══ The input

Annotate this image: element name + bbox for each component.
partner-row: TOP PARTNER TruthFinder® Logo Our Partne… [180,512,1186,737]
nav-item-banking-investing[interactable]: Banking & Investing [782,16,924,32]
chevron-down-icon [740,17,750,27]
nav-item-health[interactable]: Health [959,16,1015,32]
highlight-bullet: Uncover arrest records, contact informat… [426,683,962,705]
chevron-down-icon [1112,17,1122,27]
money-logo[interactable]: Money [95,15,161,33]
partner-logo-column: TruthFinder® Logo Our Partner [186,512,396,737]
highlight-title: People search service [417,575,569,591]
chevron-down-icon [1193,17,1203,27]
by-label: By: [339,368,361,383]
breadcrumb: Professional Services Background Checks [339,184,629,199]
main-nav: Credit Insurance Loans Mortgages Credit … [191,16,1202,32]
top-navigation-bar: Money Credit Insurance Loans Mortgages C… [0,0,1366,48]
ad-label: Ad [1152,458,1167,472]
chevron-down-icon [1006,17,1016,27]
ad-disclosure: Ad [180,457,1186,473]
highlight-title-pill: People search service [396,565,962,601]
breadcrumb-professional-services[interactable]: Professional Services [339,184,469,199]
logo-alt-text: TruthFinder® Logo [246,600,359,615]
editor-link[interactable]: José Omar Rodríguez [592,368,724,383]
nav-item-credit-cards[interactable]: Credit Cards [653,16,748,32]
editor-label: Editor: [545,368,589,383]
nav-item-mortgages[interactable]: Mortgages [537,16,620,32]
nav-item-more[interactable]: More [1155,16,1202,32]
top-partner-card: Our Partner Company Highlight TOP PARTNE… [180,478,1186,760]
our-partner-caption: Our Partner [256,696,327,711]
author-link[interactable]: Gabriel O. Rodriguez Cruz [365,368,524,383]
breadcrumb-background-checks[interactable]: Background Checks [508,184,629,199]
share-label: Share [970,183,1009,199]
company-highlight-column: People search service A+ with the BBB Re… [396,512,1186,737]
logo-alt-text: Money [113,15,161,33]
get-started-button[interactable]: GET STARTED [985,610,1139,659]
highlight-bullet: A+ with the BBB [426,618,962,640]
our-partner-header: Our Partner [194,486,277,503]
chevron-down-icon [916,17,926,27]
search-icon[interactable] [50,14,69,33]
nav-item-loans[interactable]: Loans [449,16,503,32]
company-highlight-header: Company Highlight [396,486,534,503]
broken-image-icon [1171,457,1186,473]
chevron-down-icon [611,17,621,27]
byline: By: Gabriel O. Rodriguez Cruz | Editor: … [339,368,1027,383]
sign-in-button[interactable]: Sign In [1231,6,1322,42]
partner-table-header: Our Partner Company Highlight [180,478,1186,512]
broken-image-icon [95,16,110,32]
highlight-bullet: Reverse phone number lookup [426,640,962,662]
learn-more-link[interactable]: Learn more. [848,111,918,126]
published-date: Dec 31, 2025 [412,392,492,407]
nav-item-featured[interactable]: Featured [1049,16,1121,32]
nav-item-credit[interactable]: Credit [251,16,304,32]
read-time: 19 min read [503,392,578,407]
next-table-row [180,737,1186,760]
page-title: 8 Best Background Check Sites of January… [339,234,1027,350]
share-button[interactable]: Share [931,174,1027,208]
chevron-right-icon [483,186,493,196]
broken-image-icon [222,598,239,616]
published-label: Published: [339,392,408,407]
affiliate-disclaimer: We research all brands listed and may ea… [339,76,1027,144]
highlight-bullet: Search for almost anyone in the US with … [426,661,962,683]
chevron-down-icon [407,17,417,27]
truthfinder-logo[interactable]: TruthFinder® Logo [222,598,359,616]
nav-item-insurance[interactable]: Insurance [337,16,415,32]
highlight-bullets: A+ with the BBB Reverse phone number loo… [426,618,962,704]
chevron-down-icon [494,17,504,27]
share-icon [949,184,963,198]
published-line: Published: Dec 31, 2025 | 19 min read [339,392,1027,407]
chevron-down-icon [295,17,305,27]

════

To be done:
Which rows contain the string "partner", matching case exactly? Collect each of those rows in full.

Task output:
partner-row: TOP PARTNER TruthFinder® Logo Our Partne… [180,512,1186,737]
partner-logo-column: TruthFinder® Logo Our Partner [186,512,396,737]
top-partner-card: Our Partner Company Highlight TOP PARTNE… [180,478,1186,760]
our-partner-caption: Our Partner [256,696,327,711]
our-partner-header: Our Partner [194,486,277,503]
partner-table-header: Our Partner Company Highlight [180,478,1186,512]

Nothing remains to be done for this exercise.